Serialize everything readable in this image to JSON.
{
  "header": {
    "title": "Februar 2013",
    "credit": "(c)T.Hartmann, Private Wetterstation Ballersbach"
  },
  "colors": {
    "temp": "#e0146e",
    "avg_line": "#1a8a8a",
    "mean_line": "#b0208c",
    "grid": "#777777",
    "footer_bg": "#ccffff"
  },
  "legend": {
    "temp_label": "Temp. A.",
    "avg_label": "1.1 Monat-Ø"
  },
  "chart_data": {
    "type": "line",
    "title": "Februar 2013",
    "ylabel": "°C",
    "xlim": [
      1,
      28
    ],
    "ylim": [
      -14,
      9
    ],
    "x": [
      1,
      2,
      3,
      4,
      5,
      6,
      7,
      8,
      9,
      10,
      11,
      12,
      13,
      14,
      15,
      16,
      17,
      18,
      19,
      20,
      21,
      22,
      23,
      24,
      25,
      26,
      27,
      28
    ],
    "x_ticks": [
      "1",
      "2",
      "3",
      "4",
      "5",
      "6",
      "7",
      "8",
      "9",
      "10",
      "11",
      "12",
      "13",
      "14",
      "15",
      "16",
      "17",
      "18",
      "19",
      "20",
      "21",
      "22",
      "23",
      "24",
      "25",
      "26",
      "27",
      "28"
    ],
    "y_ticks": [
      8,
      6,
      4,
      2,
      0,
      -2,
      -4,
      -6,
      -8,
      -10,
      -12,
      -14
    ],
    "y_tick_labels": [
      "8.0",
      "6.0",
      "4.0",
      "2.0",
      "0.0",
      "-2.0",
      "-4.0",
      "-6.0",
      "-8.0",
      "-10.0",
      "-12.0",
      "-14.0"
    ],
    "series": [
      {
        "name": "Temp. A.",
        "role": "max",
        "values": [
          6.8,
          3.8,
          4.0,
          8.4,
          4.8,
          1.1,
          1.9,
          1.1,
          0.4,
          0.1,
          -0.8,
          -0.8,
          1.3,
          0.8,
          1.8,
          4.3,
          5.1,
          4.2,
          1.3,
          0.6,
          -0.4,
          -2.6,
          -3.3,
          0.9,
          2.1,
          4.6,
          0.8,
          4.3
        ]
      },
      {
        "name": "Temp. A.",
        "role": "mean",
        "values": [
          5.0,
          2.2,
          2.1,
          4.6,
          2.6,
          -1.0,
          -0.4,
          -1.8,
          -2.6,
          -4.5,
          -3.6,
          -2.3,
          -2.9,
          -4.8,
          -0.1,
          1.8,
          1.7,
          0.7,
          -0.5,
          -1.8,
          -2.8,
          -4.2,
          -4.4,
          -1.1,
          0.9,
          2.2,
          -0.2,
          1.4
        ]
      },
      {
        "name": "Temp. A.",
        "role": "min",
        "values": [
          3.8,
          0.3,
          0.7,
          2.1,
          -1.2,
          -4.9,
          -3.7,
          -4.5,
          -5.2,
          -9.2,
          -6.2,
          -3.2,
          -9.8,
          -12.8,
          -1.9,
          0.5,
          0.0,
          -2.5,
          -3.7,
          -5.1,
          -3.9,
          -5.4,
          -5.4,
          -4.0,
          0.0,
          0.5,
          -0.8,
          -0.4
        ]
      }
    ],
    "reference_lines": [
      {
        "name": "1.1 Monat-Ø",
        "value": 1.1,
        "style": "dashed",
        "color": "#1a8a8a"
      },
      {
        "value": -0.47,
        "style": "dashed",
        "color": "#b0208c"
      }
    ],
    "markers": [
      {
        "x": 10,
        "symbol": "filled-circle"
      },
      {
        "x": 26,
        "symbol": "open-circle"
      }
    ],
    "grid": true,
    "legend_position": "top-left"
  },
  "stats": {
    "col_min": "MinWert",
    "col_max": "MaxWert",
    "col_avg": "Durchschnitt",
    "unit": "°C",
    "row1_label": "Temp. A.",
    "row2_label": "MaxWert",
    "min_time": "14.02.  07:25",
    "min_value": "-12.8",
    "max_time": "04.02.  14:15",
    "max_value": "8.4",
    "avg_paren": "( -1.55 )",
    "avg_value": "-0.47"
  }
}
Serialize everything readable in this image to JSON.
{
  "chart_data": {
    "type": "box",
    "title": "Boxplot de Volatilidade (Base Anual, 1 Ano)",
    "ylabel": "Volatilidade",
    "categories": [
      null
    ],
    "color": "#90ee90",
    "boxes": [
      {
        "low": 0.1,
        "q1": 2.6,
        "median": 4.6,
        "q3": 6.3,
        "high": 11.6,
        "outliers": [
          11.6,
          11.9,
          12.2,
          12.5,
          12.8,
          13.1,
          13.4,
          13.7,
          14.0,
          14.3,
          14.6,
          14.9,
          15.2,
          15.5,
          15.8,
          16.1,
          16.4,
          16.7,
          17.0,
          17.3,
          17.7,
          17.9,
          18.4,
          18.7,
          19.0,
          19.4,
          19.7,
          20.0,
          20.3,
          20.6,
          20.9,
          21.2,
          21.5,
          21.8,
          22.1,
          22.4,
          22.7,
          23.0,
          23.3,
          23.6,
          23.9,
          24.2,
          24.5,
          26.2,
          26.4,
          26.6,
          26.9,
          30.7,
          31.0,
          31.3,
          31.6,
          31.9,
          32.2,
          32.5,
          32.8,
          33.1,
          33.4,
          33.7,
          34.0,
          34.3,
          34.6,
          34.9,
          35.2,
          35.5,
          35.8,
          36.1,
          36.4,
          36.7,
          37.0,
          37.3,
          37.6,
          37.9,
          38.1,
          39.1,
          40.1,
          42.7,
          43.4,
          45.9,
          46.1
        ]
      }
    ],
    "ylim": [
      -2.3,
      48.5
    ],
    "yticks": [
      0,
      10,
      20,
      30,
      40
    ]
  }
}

PROBLEM DETAILS
Retype the listing. Match it exactly.

FINISHED TASK
Serialize everything readable in this image to JSON.
{
  "header": {
    "title": "Februar 2013",
    "credit": "(c)T.Hartmann, Private Wetterstation Ballersbach"
  },
  "colors": {
    "temp": "#e0146e",
    "avg_line": "#1a8a8a",
    "mean_line": "#b0208c",
    "grid": "#777777",
    "footer_bg": "#ccffff"
  },
  "legend": {
    "temp_label": "Temp. A.",
    "avg_label": "1.1 Monat-Ø"
  },
  "chart_data": {
    "type": "line",
    "title": "Februar 2013",
    "ylabel": "°C",
    "xlim": [
      1,
      28
    ],
    "ylim": [
      -14,
      9
    ],
    "x": [
      1,
      2,
      3,
      4,
      5,
      6,
      7,
      8,
      9,
      10,
      11,
      12,
      13,
      14,
      15,
      16,
      17,
      18,
      19,
      20,
      21,
      22,
      23,
      24,
      25,
      26,
      27,
      28
    ],
    "x_ticks": [
      "1",
      "2",
      "3",
      "4",
      "5",
      "6",
      "7",
      "8",
      "9",
      "10",
      "11",
      "12",
      "13",
      "14",
      "15",
      "16",
      "17",
      "18",
      "19",
      "20",
      "21",
      "22",
      "23",
      "24",
      "25",
      "26",
      "27",
      "28"
    ],
    "y_ticks": [
      8,
      6,
      4,
      2,
      0,
      -2,
      -4,
      -6,
      -8,
      -10,
      -12,
      -14
    ],
    "y_tick_labels": [
      "8.0",
      "6.0",
      "4.0",
      "2.0",
      "0.0",
      "-2.0",
      "-4.0",
      "-6.0",
      "-8.0",
      "-10.0",
      "-12.0",
      "-14.0"
    ],
    "series": [
      {
        "name": "Temp. A.",
        "role": "max",
        "values": [
          6.8,
          3.8,
          4.0,
          8.4,
          4.8,
          1.1,
          1.9,
          1.1,
          0.4,
          0.1,
          -0.8,
          -0.8,
          1.3,
          0.8,
          1.8,
          4.3,
          5.1,
          4.2,
          1.3,
          0.6,
          -0.4,
          -2.6,
          -3.3,
          0.9,
          2.1,
          4.6,
          0.8,
          4.3
        ]
      },
      {
        "name": "Temp. A.",
        "role": "mean",
        "values": [
          5.0,
          2.2,
          2.1,
          4.6,
          2.6,
          -1.0,
          -0.4,
          -1.8,
          -2.6,
          -4.5,
          -3.6,
          -2.3,
          -2.9,
          -4.8,
          -0.1,
          1.8,
          1.7,
          0.7,
          -0.5,
          -1.8,
          -2.8,
          -4.2,
          -4.4,
          -1.1,
          0.9,
          2.2,
          -0.2,
          1.4
        ]
      },
      {
        "name": "Temp. A.",
        "role": "min",
        "values": [
          3.8,
          0.3,
          0.7,
          2.1,
          -1.2,
          -4.9,
          -3.7,
          -4.5,
          -5.2,
          -9.2,
          -6.2,
          -3.2,
          -9.8,
          -12.8,
          -1.9,
          0.5,
          0.0,
          -2.5,
          -3.7,
          -5.1,
          -3.9,
          -5.4,
          -5.4,
          -4.0,
          0.0,
          0.5,
          -0.8,
          -0.4
        ]
      }
    ],
    "reference_lines": [
      {
        "name": "1.1 Monat-Ø",
        "value": 1.1,
        "style": "dashed",
        "color": "#1a8a8a"
      },
      {
        "value": -0.47,
        "style": "dashed",
        "color": "#b0208c"
      }
    ],
    "markers": [
      {
        "x": 10,
        "symbol": "filled-circle"
      },
      {
        "x": 26,
        "symbol": "open-circle"
      }
    ],
    "grid": true,
    "legend_position": "top-left"
  },
  "stats": {
    "col_min": "MinWert",
    "col_max": "MaxWert",
    "col_avg": "Durchschnitt",
    "unit": "°C",
    "row1_label": "Temp. A.",
    "row2_label": "MaxWert",
    "min_time": "14.02.  07:25",
    "min_value": "-12.8",
    "max_time": "04.02.  14:15",
    "max_value": "8.4",
    "avg_paren": "( -1.55 )",
    "avg_value": "-0.47"
  }
}
Serialize everything readable in this image to JSON.
{
  "chart_data": {
    "type": "box",
    "title": "Boxplot de Volatilidade (Base Anual, 1 Ano)",
    "ylabel": "Volatilidade",
    "categories": [
      null
    ],
    "color": "#90ee90",
    "boxes": [
      {
        "low": 0.1,
        "q1": 2.6,
        "median": 4.6,
        "q3": 6.3,
        "high": 11.6,
        "outliers": [
          11.6,
          11.9,
          12.2,
          12.5,
          12.8,
          13.1,
          13.4,
          13.7,
          14.0,
          14.3,
          14.6,
          14.9,
          15.2,
          15.5,
          15.8,
          16.1,
          16.4,
          16.7,
          17.0,
          17.3,
          17.7,
          17.9,
          18.4,
          18.7,
          19.0,
          19.4,
          19.7,
          20.0,
          20.3,
          20.6,
          20.9,
          21.2,
          21.5,
          21.8,
          22.1,
          22.4,
          22.7,
          23.0,
          23.3,
          23.6,
          23.9,
          24.2,
          24.5,
          26.2,
          26.4,
          26.6,
          26.9,
          30.7,
          31.0,
          31.3,
          31.6,
          31.9,
          32.2,
          32.5,
          32.8,
          33.1,
          33.4,
          33.7,
          34.0,
          34.3,
          34.6,
          34.9,
          35.2,
          35.5,
          35.8,
          36.1,
          36.4,
          36.7,
          37.0,
          37.3,
          37.6,
          37.9,
          38.1,
          39.1,
          40.1,
          42.7,
          43.4,
          45.9,
          46.1
        ]
      }
    ],
    "ylim": [
      -2.3,
      48.5
    ],
    "yticks": [
      0,
      10,
      20,
      30,
      40
    ]
  }
}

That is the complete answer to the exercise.